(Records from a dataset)
----
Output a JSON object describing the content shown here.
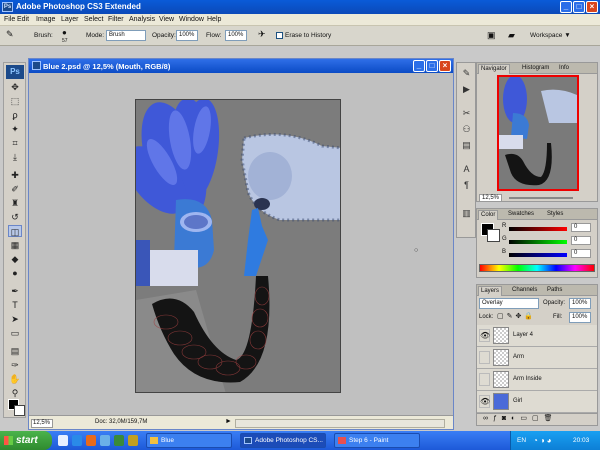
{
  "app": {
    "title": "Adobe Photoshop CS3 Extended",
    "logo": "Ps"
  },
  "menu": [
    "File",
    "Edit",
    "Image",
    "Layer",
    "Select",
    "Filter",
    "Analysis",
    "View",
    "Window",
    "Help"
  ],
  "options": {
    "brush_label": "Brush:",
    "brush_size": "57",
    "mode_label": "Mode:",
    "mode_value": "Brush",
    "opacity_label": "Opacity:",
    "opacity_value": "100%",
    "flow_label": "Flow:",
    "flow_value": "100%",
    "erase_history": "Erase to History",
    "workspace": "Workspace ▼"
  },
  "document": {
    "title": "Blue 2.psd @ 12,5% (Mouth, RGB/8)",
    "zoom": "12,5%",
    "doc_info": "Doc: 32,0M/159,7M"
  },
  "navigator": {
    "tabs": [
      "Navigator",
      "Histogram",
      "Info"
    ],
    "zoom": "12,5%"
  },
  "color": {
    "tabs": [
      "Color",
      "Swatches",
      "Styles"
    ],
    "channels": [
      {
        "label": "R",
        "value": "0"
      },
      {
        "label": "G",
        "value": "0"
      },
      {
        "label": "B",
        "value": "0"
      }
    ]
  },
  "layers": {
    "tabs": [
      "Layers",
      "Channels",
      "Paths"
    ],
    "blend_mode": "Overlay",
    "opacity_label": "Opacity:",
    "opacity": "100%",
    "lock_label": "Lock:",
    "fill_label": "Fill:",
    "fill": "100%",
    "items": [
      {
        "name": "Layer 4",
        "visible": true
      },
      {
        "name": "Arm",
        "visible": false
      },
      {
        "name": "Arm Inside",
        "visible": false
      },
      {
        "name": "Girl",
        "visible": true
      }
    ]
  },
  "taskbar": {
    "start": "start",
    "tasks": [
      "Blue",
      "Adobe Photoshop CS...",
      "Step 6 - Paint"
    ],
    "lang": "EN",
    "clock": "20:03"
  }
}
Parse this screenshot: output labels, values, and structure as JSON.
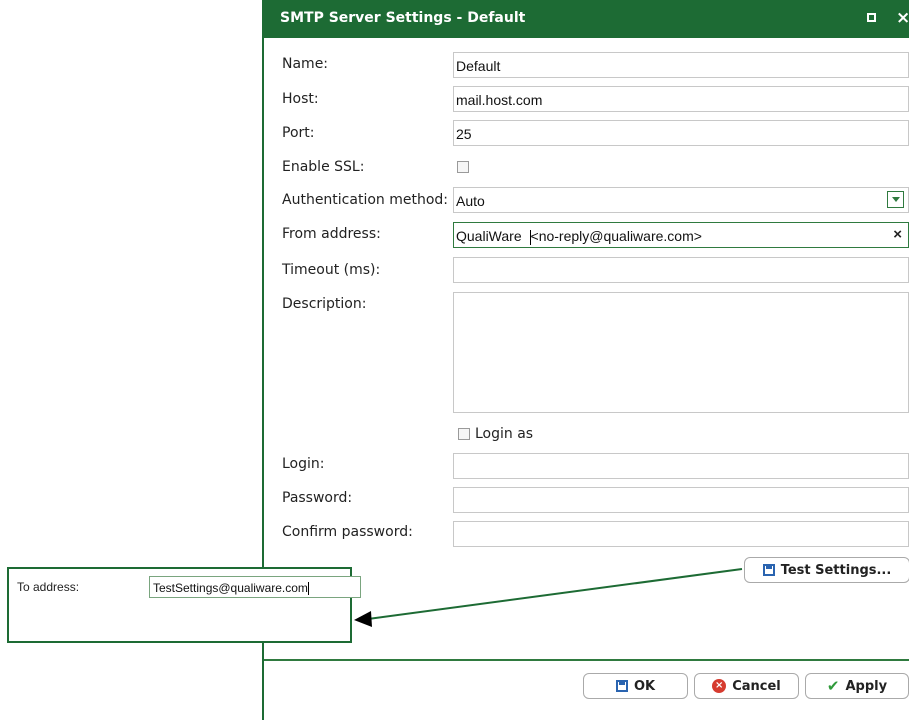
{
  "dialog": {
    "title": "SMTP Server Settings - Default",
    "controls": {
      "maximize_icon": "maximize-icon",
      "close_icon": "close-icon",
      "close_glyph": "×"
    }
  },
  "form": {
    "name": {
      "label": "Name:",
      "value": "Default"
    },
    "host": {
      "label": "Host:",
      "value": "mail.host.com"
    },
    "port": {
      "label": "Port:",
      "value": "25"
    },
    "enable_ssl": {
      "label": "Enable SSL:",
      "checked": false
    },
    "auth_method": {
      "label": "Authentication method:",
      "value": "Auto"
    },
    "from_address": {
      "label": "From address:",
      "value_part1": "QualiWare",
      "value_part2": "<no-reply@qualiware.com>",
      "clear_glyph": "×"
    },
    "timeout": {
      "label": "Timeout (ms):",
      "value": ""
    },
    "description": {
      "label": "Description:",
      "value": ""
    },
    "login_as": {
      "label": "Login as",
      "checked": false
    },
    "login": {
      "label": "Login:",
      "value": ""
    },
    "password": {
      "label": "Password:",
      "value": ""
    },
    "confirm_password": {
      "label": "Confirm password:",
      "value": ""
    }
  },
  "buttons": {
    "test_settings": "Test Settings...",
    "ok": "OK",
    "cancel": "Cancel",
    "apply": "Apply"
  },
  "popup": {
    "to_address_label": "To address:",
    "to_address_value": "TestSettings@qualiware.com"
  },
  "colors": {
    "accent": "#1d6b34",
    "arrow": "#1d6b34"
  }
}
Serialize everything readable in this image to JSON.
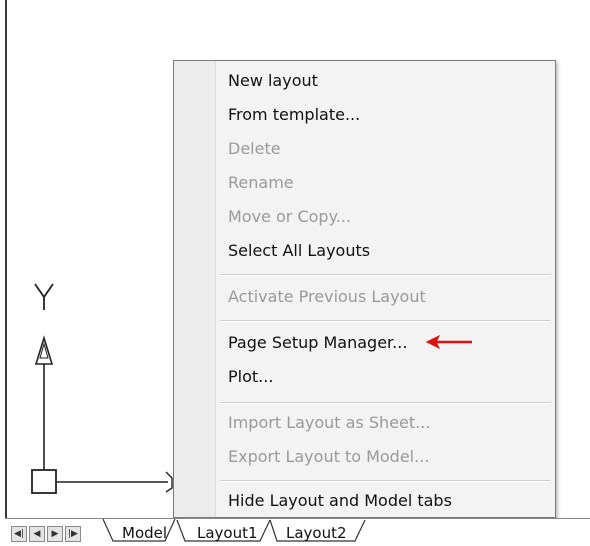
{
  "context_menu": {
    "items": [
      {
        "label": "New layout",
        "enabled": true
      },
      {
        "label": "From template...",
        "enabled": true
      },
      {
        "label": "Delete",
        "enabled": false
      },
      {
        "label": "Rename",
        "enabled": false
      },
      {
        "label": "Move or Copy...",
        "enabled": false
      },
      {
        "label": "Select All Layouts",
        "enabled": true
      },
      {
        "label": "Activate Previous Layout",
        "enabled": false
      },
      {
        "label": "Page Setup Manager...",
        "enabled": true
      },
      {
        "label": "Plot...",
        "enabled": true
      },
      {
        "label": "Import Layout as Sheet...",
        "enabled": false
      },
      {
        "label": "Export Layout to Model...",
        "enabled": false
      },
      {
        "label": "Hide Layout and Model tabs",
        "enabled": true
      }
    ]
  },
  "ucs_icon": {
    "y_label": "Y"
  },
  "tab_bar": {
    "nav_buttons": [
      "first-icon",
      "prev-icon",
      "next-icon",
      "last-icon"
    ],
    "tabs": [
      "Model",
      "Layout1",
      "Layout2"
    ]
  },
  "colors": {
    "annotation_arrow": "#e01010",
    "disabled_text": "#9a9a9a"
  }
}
----
__Work to be completed__. Every record above should be written out again exactly; the pictures stay out of the copy.

__The answer__.
Output a JSON object describing the content shown here.
{
  "app": {
    "title": "Adobe Photoshop CS3 Extended",
    "logo": "Ps"
  },
  "menu": [
    "File",
    "Edit",
    "Image",
    "Layer",
    "Select",
    "Filter",
    "Analysis",
    "View",
    "Window",
    "Help"
  ],
  "options": {
    "brush_label": "Brush:",
    "brush_size": "57",
    "mode_label": "Mode:",
    "mode_value": "Brush",
    "opacity_label": "Opacity:",
    "opacity_value": "100%",
    "flow_label": "Flow:",
    "flow_value": "100%",
    "erase_history": "Erase to History",
    "workspace": "Workspace ▼"
  },
  "document": {
    "title": "Blue 2.psd @ 12,5% (Mouth, RGB/8)",
    "zoom": "12,5%",
    "doc_info": "Doc: 32,0M/159,7M"
  },
  "navigator": {
    "tabs": [
      "Navigator",
      "Histogram",
      "Info"
    ],
    "zoom": "12,5%"
  },
  "color": {
    "tabs": [
      "Color",
      "Swatches",
      "Styles"
    ],
    "channels": [
      {
        "label": "R",
        "value": "0"
      },
      {
        "label": "G",
        "value": "0"
      },
      {
        "label": "B",
        "value": "0"
      }
    ]
  },
  "layers": {
    "tabs": [
      "Layers",
      "Channels",
      "Paths"
    ],
    "blend_mode": "Overlay",
    "opacity_label": "Opacity:",
    "opacity": "100%",
    "lock_label": "Lock:",
    "fill_label": "Fill:",
    "fill": "100%",
    "items": [
      {
        "name": "Layer 4",
        "visible": true
      },
      {
        "name": "Arm",
        "visible": false
      },
      {
        "name": "Arm Inside",
        "visible": false
      },
      {
        "name": "Girl",
        "visible": true
      }
    ]
  },
  "taskbar": {
    "start": "start",
    "tasks": [
      "Blue",
      "Adobe Photoshop CS...",
      "Step 6 - Paint"
    ],
    "lang": "EN",
    "clock": "20:03"
  }
}
Parse this screenshot: output labels, values, and structure as JSON.
{
  "dialog": {
    "title": "SMTP Server Settings - Default",
    "controls": {
      "maximize_icon": "maximize-icon",
      "close_icon": "close-icon",
      "close_glyph": "×"
    }
  },
  "form": {
    "name": {
      "label": "Name:",
      "value": "Default"
    },
    "host": {
      "label": "Host:",
      "value": "mail.host.com"
    },
    "port": {
      "label": "Port:",
      "value": "25"
    },
    "enable_ssl": {
      "label": "Enable SSL:",
      "checked": false
    },
    "auth_method": {
      "label": "Authentication method:",
      "value": "Auto"
    },
    "from_address": {
      "label": "From address:",
      "value_part1": "QualiWare",
      "value_part2": "<no-reply@qualiware.com>",
      "clear_glyph": "×"
    },
    "timeout": {
      "label": "Timeout (ms):",
      "value": ""
    },
    "description": {
      "label": "Description:",
      "value": ""
    },
    "login_as": {
      "label": "Login as",
      "checked": false
    },
    "login": {
      "label": "Login:",
      "value": ""
    },
    "password": {
      "label": "Password:",
      "value": ""
    },
    "confirm_password": {
      "label": "Confirm password:",
      "value": ""
    }
  },
  "buttons": {
    "test_settings": "Test Settings...",
    "ok": "OK",
    "cancel": "Cancel",
    "apply": "Apply"
  },
  "popup": {
    "to_address_label": "To address:",
    "to_address_value": "TestSettings@qualiware.com"
  },
  "colors": {
    "accent": "#1d6b34",
    "arrow": "#1d6b34"
  }
}
Serialize everything readable in this image to JSON.
{
  "context_menu": {
    "items": [
      {
        "label": "New layout",
        "enabled": true
      },
      {
        "label": "From template...",
        "enabled": true
      },
      {
        "label": "Delete",
        "enabled": false
      },
      {
        "label": "Rename",
        "enabled": false
      },
      {
        "label": "Move or Copy...",
        "enabled": false
      },
      {
        "label": "Select All Layouts",
        "enabled": true
      },
      {
        "label": "Activate Previous Layout",
        "enabled": false
      },
      {
        "label": "Page Setup Manager...",
        "enabled": true
      },
      {
        "label": "Plot...",
        "enabled": true
      },
      {
        "label": "Import Layout as Sheet...",
        "enabled": false
      },
      {
        "label": "Export Layout to Model...",
        "enabled": false
      },
      {
        "label": "Hide Layout and Model tabs",
        "enabled": true
      }
    ]
  },
  "ucs_icon": {
    "y_label": "Y"
  },
  "tab_bar": {
    "nav_buttons": [
      "first-icon",
      "prev-icon",
      "next-icon",
      "last-icon"
    ],
    "tabs": [
      "Model",
      "Layout1",
      "Layout2"
    ]
  },
  "colors": {
    "annotation_arrow": "#e01010",
    "disabled_text": "#9a9a9a"
  }
}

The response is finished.